### WRITTEN INSTRUCTION
Separate out the lines that hold "content".

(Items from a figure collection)
--- Begin ---
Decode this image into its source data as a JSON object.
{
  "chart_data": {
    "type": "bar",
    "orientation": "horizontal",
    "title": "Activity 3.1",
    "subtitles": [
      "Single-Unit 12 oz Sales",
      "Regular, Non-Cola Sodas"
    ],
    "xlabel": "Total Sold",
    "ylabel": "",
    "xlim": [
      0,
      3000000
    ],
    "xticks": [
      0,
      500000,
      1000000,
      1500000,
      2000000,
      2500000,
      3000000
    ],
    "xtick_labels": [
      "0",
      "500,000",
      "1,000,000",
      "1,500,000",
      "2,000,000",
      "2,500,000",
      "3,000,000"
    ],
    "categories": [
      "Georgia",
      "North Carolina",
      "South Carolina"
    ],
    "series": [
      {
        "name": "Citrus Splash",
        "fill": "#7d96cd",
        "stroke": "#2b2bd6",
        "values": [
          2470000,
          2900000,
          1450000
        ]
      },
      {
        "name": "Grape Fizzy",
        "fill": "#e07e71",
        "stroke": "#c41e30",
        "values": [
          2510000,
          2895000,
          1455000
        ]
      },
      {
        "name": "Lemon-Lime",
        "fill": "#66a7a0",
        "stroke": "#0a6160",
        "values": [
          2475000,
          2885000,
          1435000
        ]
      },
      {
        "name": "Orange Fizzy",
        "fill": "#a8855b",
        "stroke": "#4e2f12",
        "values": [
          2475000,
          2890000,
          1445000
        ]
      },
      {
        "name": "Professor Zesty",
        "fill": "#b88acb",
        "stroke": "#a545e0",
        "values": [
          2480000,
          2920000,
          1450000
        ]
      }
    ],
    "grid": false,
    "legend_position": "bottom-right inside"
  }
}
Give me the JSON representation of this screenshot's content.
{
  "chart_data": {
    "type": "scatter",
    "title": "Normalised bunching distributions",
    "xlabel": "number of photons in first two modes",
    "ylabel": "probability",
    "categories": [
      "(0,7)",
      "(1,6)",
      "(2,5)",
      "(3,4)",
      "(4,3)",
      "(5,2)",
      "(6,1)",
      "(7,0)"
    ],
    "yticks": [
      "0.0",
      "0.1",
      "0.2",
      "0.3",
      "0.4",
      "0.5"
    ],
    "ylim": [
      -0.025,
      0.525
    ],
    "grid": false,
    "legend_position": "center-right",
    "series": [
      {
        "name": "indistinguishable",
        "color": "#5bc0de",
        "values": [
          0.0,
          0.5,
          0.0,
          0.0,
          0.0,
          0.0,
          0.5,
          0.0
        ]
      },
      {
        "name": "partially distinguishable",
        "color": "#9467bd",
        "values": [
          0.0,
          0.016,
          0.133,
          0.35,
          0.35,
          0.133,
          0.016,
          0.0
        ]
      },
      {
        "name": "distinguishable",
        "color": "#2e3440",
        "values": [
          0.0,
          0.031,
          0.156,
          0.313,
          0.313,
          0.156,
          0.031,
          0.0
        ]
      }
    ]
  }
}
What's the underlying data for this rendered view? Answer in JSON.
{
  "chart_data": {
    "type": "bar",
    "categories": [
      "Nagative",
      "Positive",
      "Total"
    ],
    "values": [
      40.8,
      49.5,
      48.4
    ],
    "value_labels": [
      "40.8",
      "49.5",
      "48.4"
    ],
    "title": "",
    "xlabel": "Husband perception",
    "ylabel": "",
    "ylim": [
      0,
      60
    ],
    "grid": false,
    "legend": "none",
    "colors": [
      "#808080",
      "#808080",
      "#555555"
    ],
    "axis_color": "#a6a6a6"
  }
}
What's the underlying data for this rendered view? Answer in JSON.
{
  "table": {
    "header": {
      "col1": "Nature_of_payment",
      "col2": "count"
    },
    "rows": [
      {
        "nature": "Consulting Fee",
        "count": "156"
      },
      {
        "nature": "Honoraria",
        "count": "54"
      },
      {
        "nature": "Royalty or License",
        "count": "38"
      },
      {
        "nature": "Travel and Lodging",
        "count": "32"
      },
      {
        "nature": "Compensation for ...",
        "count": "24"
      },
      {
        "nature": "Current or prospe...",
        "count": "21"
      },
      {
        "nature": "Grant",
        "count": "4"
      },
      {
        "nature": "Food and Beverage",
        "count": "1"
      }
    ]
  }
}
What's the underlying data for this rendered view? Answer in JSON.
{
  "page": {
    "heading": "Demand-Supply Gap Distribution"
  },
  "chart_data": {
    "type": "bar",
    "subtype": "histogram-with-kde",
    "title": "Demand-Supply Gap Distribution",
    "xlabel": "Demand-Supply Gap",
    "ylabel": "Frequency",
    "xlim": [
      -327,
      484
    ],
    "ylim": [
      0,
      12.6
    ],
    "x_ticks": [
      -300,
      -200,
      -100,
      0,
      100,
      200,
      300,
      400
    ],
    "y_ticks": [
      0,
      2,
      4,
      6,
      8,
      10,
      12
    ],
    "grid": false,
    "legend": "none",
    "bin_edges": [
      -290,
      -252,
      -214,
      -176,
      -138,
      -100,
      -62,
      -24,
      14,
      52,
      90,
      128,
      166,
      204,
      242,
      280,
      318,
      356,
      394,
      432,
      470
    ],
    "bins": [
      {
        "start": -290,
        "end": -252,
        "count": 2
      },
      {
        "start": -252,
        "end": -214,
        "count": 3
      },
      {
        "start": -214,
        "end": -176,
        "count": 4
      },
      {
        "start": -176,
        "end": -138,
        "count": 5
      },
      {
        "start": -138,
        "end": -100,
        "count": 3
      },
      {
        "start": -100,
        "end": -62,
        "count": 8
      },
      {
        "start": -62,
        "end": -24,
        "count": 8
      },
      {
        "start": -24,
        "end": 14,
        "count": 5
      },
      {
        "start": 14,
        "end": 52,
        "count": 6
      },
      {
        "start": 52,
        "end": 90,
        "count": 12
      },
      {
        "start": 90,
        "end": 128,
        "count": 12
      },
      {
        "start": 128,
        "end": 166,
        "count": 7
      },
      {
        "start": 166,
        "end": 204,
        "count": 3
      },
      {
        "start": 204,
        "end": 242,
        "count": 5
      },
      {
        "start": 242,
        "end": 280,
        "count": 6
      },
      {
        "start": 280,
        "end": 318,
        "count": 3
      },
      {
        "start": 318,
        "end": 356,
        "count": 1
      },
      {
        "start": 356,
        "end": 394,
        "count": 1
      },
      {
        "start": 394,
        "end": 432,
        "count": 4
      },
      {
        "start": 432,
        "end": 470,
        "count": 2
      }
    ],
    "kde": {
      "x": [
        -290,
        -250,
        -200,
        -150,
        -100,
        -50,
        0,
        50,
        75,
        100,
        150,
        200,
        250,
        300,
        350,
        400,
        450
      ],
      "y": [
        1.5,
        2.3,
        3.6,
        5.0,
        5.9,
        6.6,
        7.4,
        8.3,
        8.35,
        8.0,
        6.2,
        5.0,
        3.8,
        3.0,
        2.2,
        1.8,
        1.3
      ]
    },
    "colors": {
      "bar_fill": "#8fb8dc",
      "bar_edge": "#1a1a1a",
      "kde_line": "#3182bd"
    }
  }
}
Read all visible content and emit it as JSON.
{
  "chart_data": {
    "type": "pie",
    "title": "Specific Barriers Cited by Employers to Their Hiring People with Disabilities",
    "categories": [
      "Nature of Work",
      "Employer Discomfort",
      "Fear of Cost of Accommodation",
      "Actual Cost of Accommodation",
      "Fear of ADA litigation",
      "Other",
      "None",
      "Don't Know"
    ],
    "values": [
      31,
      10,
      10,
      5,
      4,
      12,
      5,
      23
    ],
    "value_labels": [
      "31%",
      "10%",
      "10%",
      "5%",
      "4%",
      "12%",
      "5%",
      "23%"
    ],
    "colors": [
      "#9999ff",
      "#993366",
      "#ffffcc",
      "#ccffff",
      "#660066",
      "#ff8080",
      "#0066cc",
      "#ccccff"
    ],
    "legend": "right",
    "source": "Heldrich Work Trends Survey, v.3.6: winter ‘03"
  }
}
--- End ---
### EXERCISE RESPONSE
Give me the JSON representation of this screenshot's content.
Read all visible content and emit it as JSON.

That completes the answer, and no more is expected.